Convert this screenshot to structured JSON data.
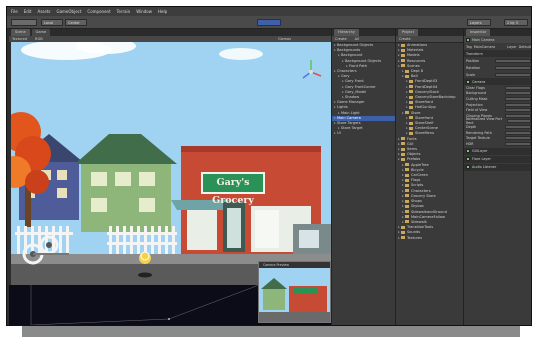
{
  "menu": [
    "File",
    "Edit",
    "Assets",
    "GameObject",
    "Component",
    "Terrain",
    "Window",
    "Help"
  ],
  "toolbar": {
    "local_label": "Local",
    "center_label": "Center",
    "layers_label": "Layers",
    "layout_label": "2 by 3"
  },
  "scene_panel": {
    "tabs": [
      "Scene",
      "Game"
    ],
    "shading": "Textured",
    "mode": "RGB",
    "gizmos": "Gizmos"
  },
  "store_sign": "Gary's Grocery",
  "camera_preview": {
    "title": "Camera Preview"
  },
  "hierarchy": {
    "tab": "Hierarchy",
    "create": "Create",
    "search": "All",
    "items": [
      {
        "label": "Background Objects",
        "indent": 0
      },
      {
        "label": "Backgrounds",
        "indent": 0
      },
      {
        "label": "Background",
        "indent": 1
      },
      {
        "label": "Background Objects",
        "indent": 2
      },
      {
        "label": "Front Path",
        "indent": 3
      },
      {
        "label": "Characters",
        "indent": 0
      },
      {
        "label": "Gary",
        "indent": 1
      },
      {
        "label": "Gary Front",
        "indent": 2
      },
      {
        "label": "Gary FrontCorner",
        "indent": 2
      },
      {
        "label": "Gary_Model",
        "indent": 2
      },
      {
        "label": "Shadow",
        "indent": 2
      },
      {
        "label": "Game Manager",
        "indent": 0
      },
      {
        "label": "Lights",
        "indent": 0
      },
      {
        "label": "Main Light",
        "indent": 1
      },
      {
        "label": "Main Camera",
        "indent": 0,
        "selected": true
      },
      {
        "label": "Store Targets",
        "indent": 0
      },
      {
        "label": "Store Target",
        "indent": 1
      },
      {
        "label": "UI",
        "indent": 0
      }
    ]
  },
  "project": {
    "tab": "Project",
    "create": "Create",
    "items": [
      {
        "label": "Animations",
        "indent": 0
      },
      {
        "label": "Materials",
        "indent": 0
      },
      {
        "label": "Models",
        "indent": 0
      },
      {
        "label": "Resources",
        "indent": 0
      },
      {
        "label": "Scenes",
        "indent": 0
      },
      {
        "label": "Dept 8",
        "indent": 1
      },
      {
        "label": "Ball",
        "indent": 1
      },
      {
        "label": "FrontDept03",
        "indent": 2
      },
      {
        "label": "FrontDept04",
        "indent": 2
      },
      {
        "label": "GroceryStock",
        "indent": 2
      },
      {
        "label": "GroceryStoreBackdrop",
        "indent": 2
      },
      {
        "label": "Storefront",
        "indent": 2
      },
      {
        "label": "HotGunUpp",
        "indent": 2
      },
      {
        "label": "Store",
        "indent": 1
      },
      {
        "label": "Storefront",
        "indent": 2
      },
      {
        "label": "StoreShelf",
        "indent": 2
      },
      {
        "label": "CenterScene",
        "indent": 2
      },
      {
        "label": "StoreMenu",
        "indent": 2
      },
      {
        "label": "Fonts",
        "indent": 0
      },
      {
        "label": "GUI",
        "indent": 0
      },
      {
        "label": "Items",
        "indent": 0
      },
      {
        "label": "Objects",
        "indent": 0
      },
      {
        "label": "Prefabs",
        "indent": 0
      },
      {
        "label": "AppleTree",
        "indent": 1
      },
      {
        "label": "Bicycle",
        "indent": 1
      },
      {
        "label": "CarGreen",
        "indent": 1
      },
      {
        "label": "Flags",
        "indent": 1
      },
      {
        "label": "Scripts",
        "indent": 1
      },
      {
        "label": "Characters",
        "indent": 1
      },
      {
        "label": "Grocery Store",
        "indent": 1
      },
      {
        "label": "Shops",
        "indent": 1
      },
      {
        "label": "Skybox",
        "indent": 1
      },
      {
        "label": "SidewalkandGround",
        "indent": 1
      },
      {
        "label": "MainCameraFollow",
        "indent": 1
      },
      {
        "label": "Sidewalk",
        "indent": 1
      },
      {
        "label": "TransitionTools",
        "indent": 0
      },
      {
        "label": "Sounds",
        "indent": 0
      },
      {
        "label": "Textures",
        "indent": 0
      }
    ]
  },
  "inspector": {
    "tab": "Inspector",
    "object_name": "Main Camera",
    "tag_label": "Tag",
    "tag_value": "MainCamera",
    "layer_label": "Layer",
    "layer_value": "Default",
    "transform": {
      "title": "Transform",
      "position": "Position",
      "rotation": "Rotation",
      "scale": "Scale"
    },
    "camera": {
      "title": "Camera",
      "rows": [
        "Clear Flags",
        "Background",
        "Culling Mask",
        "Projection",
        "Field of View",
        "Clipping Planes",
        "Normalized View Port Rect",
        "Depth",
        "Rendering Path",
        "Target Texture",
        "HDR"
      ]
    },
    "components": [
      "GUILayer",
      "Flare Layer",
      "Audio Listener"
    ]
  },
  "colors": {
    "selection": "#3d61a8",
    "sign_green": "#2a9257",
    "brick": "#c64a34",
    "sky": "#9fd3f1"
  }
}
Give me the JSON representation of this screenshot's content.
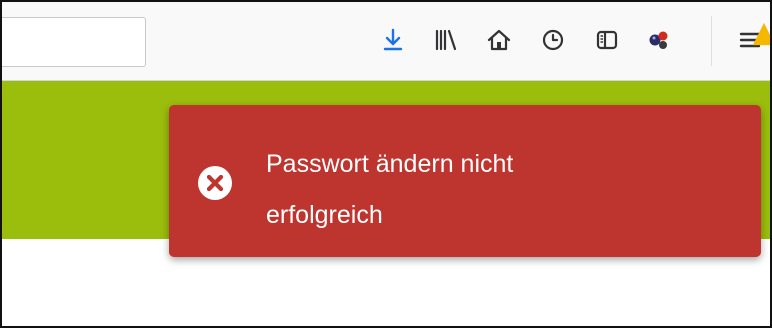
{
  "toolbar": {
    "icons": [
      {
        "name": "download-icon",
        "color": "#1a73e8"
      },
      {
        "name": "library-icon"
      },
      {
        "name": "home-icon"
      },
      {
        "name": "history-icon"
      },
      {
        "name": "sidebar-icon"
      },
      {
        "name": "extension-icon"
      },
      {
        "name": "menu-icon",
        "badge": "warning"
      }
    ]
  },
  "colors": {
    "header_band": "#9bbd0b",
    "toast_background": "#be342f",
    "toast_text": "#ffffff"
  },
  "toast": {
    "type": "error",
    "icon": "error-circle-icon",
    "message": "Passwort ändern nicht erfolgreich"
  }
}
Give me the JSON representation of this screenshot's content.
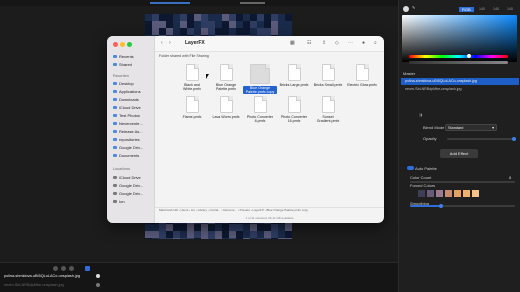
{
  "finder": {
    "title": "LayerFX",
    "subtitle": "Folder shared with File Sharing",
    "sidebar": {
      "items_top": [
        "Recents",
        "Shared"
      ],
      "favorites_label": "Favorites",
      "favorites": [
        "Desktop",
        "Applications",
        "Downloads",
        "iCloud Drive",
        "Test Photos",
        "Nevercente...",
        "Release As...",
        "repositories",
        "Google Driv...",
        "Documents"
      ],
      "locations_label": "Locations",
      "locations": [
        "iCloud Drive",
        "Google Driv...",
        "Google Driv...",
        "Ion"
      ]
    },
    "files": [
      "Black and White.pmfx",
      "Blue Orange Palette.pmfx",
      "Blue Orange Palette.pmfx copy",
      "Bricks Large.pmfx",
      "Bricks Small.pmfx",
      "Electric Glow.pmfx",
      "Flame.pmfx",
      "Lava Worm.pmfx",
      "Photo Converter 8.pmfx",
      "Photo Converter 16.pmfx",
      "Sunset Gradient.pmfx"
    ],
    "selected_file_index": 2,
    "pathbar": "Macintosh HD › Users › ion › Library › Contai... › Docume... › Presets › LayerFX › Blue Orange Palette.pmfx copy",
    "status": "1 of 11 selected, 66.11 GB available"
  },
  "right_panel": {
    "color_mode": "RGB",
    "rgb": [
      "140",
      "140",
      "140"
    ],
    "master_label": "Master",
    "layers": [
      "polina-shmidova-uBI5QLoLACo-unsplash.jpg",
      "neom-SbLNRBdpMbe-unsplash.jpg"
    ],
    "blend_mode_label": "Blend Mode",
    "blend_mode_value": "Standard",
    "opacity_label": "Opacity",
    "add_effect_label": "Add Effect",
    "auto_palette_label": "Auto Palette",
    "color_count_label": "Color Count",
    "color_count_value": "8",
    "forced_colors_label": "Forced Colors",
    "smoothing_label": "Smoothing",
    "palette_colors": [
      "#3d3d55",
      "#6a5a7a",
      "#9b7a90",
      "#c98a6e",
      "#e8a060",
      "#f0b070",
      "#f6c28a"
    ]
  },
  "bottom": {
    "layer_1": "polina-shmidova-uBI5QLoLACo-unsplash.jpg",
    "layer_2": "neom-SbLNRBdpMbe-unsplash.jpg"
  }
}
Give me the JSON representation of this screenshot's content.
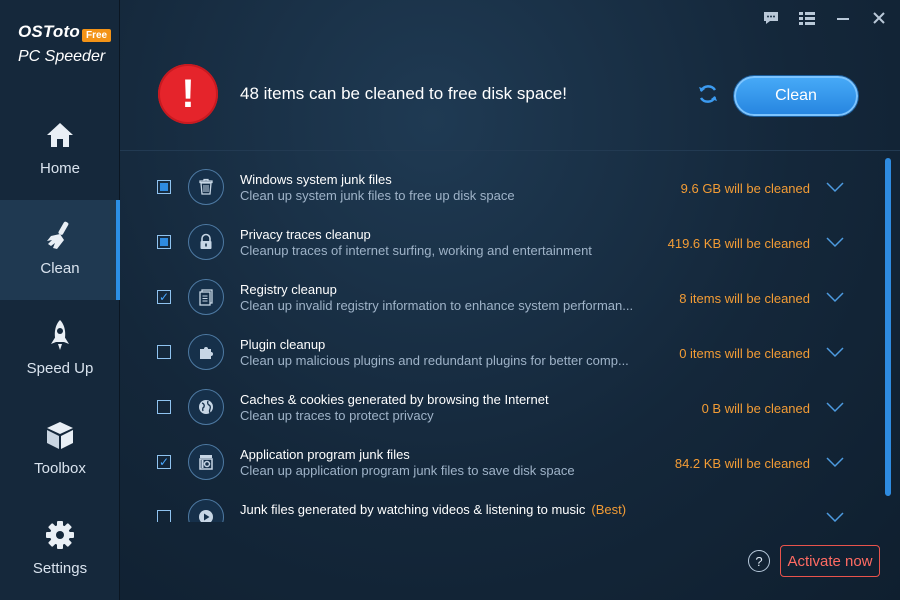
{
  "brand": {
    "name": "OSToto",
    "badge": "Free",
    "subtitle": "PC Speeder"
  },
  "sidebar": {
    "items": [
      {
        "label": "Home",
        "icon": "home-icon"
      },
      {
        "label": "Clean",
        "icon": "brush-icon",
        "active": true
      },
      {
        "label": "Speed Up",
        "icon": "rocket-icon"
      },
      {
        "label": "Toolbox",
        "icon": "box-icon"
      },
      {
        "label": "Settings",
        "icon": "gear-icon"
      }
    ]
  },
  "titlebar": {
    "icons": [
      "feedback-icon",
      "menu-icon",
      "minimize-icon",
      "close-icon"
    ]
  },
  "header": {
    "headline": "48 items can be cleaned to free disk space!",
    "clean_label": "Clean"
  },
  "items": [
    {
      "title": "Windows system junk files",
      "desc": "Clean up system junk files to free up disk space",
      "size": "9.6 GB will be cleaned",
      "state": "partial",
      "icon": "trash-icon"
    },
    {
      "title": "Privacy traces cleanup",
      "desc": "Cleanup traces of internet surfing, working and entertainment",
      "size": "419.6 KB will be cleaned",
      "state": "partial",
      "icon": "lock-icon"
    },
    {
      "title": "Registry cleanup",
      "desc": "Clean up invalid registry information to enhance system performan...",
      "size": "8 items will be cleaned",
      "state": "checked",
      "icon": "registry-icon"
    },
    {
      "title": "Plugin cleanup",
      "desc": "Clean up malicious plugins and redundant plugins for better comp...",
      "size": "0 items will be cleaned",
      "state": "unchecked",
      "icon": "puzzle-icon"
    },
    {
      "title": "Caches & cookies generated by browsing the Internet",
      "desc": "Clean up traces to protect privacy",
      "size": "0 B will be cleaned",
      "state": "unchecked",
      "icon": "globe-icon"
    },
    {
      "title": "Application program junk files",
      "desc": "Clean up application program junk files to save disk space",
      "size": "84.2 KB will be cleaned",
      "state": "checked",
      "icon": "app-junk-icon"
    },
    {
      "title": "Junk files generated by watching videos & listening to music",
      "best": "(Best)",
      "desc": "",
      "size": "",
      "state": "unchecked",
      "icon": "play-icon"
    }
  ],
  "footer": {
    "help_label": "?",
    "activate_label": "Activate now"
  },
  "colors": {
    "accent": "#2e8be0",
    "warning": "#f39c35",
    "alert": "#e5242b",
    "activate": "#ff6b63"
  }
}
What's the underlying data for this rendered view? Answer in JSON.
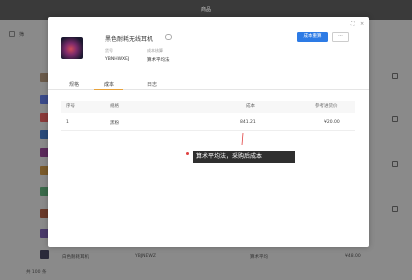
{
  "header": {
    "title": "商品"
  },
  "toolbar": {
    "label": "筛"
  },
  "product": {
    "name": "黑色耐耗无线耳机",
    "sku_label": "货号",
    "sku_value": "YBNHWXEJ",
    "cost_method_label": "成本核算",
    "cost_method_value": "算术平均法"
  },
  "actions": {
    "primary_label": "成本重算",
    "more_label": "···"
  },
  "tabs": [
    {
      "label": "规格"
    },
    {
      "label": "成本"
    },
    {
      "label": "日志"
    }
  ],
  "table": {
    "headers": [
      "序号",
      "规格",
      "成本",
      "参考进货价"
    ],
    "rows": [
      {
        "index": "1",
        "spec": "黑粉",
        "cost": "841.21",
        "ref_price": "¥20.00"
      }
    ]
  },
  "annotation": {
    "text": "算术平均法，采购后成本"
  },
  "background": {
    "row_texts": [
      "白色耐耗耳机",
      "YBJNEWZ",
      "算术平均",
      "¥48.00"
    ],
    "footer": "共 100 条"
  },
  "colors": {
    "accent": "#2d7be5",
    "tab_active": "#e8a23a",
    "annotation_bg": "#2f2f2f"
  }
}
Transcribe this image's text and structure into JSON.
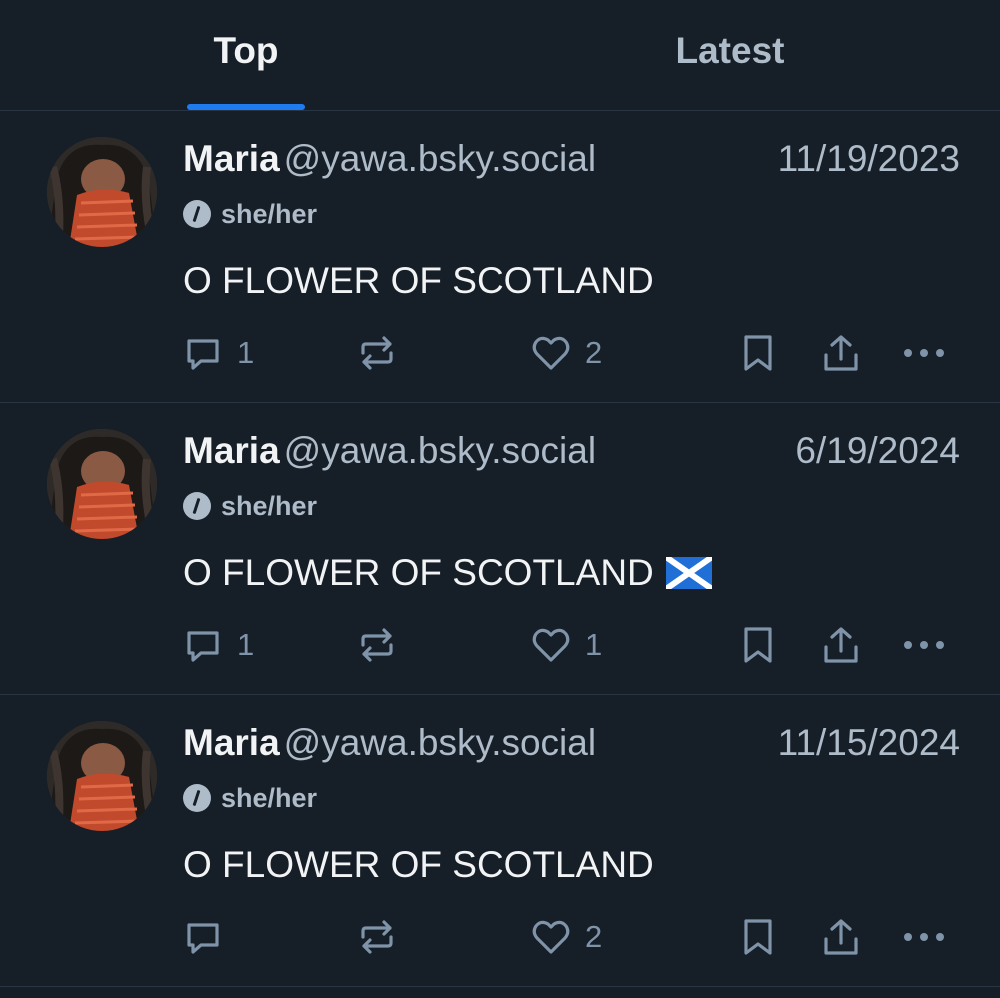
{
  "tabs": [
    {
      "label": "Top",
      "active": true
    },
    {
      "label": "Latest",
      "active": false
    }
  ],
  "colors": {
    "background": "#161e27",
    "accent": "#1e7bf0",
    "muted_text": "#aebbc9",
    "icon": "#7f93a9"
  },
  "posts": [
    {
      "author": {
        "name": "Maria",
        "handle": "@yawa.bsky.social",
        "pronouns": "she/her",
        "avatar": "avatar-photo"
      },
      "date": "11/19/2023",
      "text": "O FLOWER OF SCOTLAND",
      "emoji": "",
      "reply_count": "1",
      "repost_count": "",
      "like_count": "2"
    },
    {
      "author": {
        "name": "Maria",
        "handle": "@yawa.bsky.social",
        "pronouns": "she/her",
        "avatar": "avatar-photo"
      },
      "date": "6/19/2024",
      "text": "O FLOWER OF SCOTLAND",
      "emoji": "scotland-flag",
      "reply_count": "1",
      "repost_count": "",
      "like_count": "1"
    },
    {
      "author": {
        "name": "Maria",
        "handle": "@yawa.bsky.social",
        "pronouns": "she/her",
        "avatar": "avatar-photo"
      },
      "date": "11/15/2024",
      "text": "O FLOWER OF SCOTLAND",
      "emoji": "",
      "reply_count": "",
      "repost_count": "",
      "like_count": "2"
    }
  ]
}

# [Directions]
From the entries, report each line that includes the word "cleaned".

# [The solution]
    "headline": "48 items can be cleaned to free disk space!",
      "size": "9.6 GB will be cleaned",
      "size": "419.6 KB will be cleaned",
      "size": "8 items will be cleaned",
      "size": "0 items will be cleaned",
      "size": "0 B will be cleaned",
      "size": "84.2 KB will be cleaned",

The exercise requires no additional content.